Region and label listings
--- begin ---

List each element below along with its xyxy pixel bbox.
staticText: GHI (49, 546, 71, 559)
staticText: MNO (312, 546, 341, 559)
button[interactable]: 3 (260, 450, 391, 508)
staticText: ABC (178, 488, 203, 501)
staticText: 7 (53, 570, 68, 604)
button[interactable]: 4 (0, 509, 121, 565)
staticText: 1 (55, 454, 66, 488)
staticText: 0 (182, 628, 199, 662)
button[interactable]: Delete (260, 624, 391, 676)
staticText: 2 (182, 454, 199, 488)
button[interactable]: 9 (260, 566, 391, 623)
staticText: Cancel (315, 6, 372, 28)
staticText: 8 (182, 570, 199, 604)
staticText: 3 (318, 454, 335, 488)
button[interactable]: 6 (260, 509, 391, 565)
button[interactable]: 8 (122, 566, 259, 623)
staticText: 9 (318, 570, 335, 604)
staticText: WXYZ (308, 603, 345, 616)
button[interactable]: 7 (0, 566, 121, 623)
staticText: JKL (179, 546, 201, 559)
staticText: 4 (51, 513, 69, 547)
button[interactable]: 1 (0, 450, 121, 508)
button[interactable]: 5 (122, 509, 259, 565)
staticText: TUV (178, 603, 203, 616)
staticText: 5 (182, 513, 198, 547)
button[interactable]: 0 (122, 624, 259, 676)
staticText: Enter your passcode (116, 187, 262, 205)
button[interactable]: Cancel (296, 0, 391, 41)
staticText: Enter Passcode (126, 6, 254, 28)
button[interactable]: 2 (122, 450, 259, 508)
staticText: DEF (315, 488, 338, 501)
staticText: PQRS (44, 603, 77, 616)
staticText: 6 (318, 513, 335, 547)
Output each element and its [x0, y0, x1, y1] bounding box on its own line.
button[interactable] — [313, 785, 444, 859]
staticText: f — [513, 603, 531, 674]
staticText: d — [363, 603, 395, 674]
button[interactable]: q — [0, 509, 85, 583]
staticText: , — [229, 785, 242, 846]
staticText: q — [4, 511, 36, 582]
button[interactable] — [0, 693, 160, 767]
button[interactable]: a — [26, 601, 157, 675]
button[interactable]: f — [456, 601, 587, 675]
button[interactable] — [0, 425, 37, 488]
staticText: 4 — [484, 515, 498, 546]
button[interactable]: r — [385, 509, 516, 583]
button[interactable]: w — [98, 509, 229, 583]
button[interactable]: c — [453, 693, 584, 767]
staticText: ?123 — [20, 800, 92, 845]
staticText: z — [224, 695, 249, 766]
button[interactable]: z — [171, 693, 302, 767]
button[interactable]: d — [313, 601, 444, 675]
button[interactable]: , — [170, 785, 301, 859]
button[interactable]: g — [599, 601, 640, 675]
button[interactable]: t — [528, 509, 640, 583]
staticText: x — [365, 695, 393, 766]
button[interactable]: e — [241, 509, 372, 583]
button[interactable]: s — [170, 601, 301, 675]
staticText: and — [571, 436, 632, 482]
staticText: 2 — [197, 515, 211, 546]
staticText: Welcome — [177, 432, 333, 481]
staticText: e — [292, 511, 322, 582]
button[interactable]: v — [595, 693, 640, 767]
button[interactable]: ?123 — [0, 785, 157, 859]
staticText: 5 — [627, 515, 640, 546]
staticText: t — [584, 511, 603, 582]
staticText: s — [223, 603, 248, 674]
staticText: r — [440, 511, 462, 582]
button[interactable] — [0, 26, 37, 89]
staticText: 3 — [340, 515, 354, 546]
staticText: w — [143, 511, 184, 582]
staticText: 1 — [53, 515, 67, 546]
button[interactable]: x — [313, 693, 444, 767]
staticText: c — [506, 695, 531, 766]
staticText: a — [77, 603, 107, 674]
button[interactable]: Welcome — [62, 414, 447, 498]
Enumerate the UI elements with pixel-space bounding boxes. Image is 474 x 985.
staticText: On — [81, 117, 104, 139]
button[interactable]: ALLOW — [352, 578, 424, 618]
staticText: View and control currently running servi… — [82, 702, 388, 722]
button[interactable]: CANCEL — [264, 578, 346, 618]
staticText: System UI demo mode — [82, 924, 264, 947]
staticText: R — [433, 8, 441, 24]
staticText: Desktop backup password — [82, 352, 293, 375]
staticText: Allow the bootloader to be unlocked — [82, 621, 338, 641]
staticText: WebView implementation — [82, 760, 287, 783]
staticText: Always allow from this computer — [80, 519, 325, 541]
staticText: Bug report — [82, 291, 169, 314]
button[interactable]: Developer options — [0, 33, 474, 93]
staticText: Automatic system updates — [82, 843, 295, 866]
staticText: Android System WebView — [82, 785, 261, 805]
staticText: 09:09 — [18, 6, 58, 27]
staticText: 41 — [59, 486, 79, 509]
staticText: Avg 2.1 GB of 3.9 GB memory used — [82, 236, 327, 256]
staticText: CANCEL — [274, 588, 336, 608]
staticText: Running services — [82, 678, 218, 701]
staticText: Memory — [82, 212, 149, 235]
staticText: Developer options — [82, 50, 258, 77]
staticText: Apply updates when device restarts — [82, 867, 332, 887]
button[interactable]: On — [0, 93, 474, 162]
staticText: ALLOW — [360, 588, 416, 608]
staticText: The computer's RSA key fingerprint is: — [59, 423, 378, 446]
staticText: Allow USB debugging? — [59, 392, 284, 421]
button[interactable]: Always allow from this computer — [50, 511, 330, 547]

--- end ---

WORK REQUIRED: Retype all of the entries above line for line, leaving every character unchanged.

FULL RESPONSE:
List each element below along with its xyxy pixel bbox.
staticText: GHI (49, 546, 71, 559)
staticText: MNO (312, 546, 341, 559)
button[interactable]: 3 (260, 450, 391, 508)
staticText: ABC (178, 488, 203, 501)
staticText: 7 (53, 570, 68, 604)
button[interactable]: 4 (0, 509, 121, 565)
staticText: 1 (55, 454, 66, 488)
staticText: 0 (182, 628, 199, 662)
button[interactable]: Delete (260, 624, 391, 676)
staticText: 2 (182, 454, 199, 488)
button[interactable]: 9 (260, 566, 391, 623)
staticText: Cancel (315, 6, 372, 28)
staticText: 8 (182, 570, 199, 604)
staticText: 3 (318, 454, 335, 488)
button[interactable]: 6 (260, 509, 391, 565)
button[interactable]: 8 (122, 566, 259, 623)
staticText: 9 (318, 570, 335, 604)
staticText: WXYZ (308, 603, 345, 616)
button[interactable]: 7 (0, 566, 121, 623)
staticText: JKL (179, 546, 201, 559)
staticText: 4 (51, 513, 69, 547)
button[interactable]: 1 (0, 450, 121, 508)
button[interactable]: 5 (122, 509, 259, 565)
staticText: TUV (178, 603, 203, 616)
staticText: 5 (182, 513, 198, 547)
button[interactable]: 0 (122, 624, 259, 676)
staticText: Enter your passcode (116, 187, 262, 205)
button[interactable]: Cancel (296, 0, 391, 41)
staticText: Enter Passcode (126, 6, 254, 28)
button[interactable]: 2 (122, 450, 259, 508)
staticText: DEF (315, 488, 338, 501)
staticText: PQRS (44, 603, 77, 616)
staticText: 6 (318, 513, 335, 547)
Output each element and its [x0, y0, x1, y1] bounding box on its own line.
button[interactable] — [313, 785, 444, 859]
staticText: f — [513, 603, 531, 674]
staticText: d — [363, 603, 395, 674]
button[interactable]: q — [0, 509, 85, 583]
staticText: , — [229, 785, 242, 846]
staticText: q — [4, 511, 36, 582]
button[interactable] — [0, 693, 160, 767]
button[interactable]: a — [26, 601, 157, 675]
button[interactable]: f — [456, 601, 587, 675]
button[interactable] — [0, 425, 37, 488]
staticText: 4 — [484, 515, 498, 546]
button[interactable]: r — [385, 509, 516, 583]
button[interactable]: w — [98, 509, 229, 583]
button[interactable]: c — [453, 693, 584, 767]
staticText: ?123 — [20, 800, 92, 845]
staticText: z — [224, 695, 249, 766]
button[interactable]: z — [171, 693, 302, 767]
button[interactable]: d — [313, 601, 444, 675]
button[interactable]: , — [170, 785, 301, 859]
button[interactable]: g — [599, 601, 640, 675]
button[interactable]: t — [528, 509, 640, 583]
staticText: x — [365, 695, 393, 766]
button[interactable]: e — [241, 509, 372, 583]
button[interactable]: s — [170, 601, 301, 675]
staticText: and — [571, 436, 632, 482]
staticText: 2 — [197, 515, 211, 546]
staticText: Welcome — [177, 432, 333, 481]
staticText: e — [292, 511, 322, 582]
button[interactable]: v — [595, 693, 640, 767]
button[interactable]: ?123 — [0, 785, 157, 859]
staticText: 5 — [627, 515, 640, 546]
staticText: t — [584, 511, 603, 582]
staticText: s — [223, 603, 248, 674]
staticText: r — [440, 511, 462, 582]
button[interactable] — [0, 26, 37, 89]
staticText: 3 — [340, 515, 354, 546]
staticText: w — [143, 511, 184, 582]
staticText: 1 — [53, 515, 67, 546]
button[interactable]: x — [313, 693, 444, 767]
staticText: c — [506, 695, 531, 766]
staticText: a — [77, 603, 107, 674]
button[interactable]: Welcome — [62, 414, 447, 498]
Enumerate the UI elements with pixel-space bounding boxes. Image is 474 x 985.
staticText: On — [81, 117, 104, 139]
button[interactable]: ALLOW — [352, 578, 424, 618]
staticText: View and control currently running servi… — [82, 702, 388, 722]
button[interactable]: CANCEL — [264, 578, 346, 618]
staticText: System UI demo mode — [82, 924, 264, 947]
staticText: R — [433, 8, 441, 24]
staticText: Desktop backup password — [82, 352, 293, 375]
staticText: Allow the bootloader to be unlocked — [82, 621, 338, 641]
staticText: WebView implementation — [82, 760, 287, 783]
staticText: Always allow from this computer — [80, 519, 325, 541]
staticText: Bug report — [82, 291, 169, 314]
button[interactable]: Developer options — [0, 33, 474, 93]
staticText: Automatic system updates — [82, 843, 295, 866]
staticText: Android System WebView — [82, 785, 261, 805]
staticText: 09:09 — [18, 6, 58, 27]
staticText: 41 — [59, 486, 79, 509]
staticText: Avg 2.1 GB of 3.9 GB memory used — [82, 236, 327, 256]
staticText: CANCEL — [274, 588, 336, 608]
staticText: Running services — [82, 678, 218, 701]
staticText: Memory — [82, 212, 149, 235]
staticText: Developer options — [82, 50, 258, 77]
staticText: Apply updates when device restarts — [82, 867, 332, 887]
button[interactable]: On — [0, 93, 474, 162]
staticText: ALLOW — [360, 588, 416, 608]
staticText: The computer's RSA key fingerprint is: — [59, 423, 378, 446]
staticText: Allow USB debugging? — [59, 392, 284, 421]
button[interactable]: Always allow from this computer — [50, 511, 330, 547]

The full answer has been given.